## Records for this exercise
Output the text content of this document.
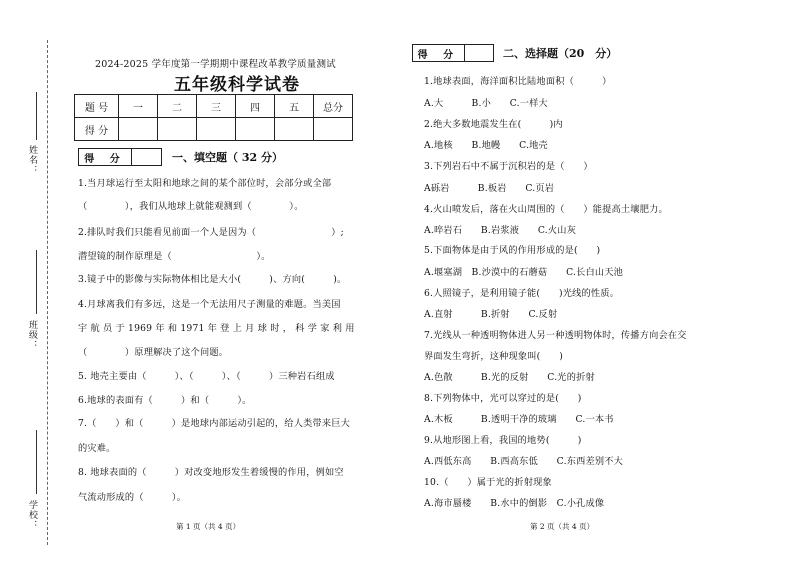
姓名：
班级：
学校：
2024-2025 学年度第一学期期中课程改革教学质量测试
五年级科学试卷
题 号	一	二	三	四	五	总分
得 分						
得 分	一、填空题（ 32 分）
1.当月球运行至太阳和地球之间的某个部位时，会部分或全部
（　　　　），我们从地球上就能观测到（　　　　）。
2.排队时我们只能看见前面一个人是因为（　　　　　　　　）;
潜望镜的制作原理是（　　　　　　　　　）。
3.镜子中的影像与实际物体相比是大小(　　　)、方向(　　　)。
4.月球离我们有多远，这是一个无法用尺子测量的难题。当美国
宇 航 员 于 1969 年 和 1971 年 登 上 月 球 时 ， 科 学 家 利 用
（　　　　）原理解决了这个问题。
5. 地壳主要由（　　　）、（　　　）、（　　　）三种岩石组成
6.地球的表面有（　　　）和（　　　）。
7.（　　）和（　　　）是地球内部运动引起的，给人类带来巨大
的灾难。
8. 地球表面的（　　　）对改变地形发生着缓慢的作用，例如空
气流动形成的（　　　）。
得 分	二、选择题（20　分）
1.地球表面，海洋面积比陆地面积（　　　）
A.大　　　B.小　　C.一样大
2.绝大多数地震发生在(　　　)内
A.地核　　B.地幔　　C.地壳
3.下列岩石中不属于沉积岩的是（　　）
A砾岩　　　B.板岩　　C.页岩
4.火山喷发后，落在火山周围的（　　）能提高土壤肥力。
A.啐岩石　　B.岩浆液　　C.火山灰
5.下面物体是由于风的作用形成的是(　　)
A.堰塞湖　B.沙漠中的石蘑菇　　C.长白山天池
6.人照镜子，是利用镜子能(　　)光线的性质。
A.直射　　　B.折射　　C.反射
7.光线从一种透明物体进人另一种透明物体时，传播方向会在交
界面发生弯折，这种现象叫(　　)
A.色散　　　B.光的反射　　C.光的折射
8.下列物体中，光可以穿过的是(　　)
A.木板　　　B.透明干净的玻璃　　C.一本书
9.从地形图上看，我国的地势(　　　)
A.西低东高　　B.西高东低　　C.东西差别不大
10.（　　）属于光的折射现象
A.海市蜃楼　　B.水中的倒影　C.小孔成像
第 1 页（共 4 页）	第 2 页（共 4 页）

## What you will do
Without the pictures, return all the records precisely as they stand.

## Response to this exercise
Output the text content of this document.
姓名：
班级：
学校：
2024-2025 学年度第一学期期中课程改革教学质量测试
五年级科学试卷
题 号	一	二	三	四	五	总分
得 分						
得 分	一、填空题（ 32 分）
1.当月球运行至太阳和地球之间的某个部位时，会部分或全部
（　　　　），我们从地球上就能观测到（　　　　）。
2.排队时我们只能看见前面一个人是因为（　　　　　　　　）;
潜望镜的制作原理是（　　　　　　　　　）。
3.镜子中的影像与实际物体相比是大小(　　　)、方向(　　　)。
4.月球离我们有多远，这是一个无法用尺子测量的难题。当美国
宇 航 员 于 1969 年 和 1971 年 登 上 月 球 时 ， 科 学 家 利 用
（　　　　）原理解决了这个问题。
5. 地壳主要由（　　　）、（　　　）、（　　　）三种岩石组成
6.地球的表面有（　　　）和（　　　）。
7.（　　）和（　　　）是地球内部运动引起的，给人类带来巨大
的灾难。
8. 地球表面的（　　　）对改变地形发生着缓慢的作用，例如空
气流动形成的（　　　）。
得 分	二、选择题（20　分）
1.地球表面，海洋面积比陆地面积（　　　）
A.大　　　B.小　　C.一样大
2.绝大多数地震发生在(　　　)内
A.地核　　B.地幔　　C.地壳
3.下列岩石中不属于沉积岩的是（　　）
A砾岩　　　B.板岩　　C.页岩
4.火山喷发后，落在火山周围的（　　）能提高土壤肥力。
A.啐岩石　　B.岩浆液　　C.火山灰
5.下面物体是由于风的作用形成的是(　　)
A.堰塞湖　B.沙漠中的石蘑菇　　C.长白山天池
6.人照镜子，是利用镜子能(　　)光线的性质。
A.直射　　　B.折射　　C.反射
7.光线从一种透明物体进人另一种透明物体时，传播方向会在交
界面发生弯折，这种现象叫(　　)
A.色散　　　B.光的反射　　C.光的折射
8.下列物体中，光可以穿过的是(　　)
A.木板　　　B.透明干净的玻璃　　C.一本书
9.从地形图上看，我国的地势(　　　)
A.西低东高　　B.西高东低　　C.东西差别不大
10.（　　）属于光的折射现象
A.海市蜃楼　　B.水中的倒影　C.小孔成像
第 1 页（共 4 页）	第 2 页（共 4 页）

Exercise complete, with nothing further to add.